DIRECTIONS FOR THIS TASK:
Report only the number of lines holding "until".

PROVIDED INFORMATION:

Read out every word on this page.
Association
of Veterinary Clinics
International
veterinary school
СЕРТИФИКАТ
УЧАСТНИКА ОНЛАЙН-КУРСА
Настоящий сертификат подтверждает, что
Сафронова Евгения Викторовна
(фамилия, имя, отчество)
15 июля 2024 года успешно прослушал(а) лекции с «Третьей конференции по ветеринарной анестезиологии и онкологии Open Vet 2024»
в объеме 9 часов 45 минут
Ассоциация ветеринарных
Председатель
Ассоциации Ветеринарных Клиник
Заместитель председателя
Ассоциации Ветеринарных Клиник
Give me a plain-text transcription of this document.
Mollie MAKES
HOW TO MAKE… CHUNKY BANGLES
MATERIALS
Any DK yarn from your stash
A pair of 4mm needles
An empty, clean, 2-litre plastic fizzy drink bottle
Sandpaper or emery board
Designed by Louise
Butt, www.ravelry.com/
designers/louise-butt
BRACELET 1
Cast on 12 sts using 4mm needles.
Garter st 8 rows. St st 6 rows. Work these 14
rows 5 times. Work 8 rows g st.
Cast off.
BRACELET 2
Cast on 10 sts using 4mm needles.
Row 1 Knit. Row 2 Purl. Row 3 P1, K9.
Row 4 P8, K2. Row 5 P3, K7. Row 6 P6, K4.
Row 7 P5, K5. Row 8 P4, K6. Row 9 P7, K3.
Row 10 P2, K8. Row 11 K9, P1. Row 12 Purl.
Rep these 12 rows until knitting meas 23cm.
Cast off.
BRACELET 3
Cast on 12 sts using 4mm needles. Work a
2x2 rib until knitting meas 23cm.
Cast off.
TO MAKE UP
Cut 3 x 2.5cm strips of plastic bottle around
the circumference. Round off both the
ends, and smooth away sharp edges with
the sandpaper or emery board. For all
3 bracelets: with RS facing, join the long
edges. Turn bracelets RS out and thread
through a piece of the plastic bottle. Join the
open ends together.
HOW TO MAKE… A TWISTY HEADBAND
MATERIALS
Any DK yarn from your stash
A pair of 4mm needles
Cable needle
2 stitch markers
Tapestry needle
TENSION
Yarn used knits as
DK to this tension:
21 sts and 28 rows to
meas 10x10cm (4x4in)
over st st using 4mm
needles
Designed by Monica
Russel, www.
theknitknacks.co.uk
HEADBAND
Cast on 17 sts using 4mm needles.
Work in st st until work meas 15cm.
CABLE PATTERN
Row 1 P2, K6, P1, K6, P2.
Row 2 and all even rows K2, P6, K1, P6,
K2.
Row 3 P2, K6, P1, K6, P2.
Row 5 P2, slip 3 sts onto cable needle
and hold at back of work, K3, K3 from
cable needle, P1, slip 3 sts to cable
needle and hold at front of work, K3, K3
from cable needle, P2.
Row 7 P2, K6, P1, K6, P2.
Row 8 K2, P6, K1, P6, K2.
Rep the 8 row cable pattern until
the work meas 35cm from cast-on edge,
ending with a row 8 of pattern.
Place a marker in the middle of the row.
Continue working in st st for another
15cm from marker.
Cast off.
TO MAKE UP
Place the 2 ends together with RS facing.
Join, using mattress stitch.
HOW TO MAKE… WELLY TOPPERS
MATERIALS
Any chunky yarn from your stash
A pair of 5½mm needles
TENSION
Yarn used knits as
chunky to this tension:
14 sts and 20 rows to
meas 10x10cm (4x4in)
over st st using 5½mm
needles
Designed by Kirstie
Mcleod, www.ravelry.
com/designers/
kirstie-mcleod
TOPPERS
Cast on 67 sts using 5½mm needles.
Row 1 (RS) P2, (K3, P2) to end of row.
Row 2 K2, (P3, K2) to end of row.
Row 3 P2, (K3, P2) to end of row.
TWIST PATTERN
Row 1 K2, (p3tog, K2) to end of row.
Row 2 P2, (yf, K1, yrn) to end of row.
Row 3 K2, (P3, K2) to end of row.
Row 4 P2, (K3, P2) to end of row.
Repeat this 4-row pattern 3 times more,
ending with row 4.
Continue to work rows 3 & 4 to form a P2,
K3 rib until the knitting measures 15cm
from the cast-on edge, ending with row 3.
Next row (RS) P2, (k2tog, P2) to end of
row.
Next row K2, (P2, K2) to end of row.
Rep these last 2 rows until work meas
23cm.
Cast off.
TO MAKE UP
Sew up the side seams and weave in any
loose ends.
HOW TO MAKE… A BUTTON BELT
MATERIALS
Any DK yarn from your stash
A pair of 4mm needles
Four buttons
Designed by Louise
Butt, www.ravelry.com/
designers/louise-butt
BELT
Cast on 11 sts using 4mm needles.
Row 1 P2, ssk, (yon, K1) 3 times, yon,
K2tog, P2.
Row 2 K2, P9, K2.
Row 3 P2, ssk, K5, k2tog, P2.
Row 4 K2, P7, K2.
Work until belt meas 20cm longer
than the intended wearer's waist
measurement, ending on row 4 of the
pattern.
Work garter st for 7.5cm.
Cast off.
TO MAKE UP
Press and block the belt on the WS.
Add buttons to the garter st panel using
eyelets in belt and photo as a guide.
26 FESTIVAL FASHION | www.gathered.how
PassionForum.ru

SOLUTION TO THE PROBLEM:
7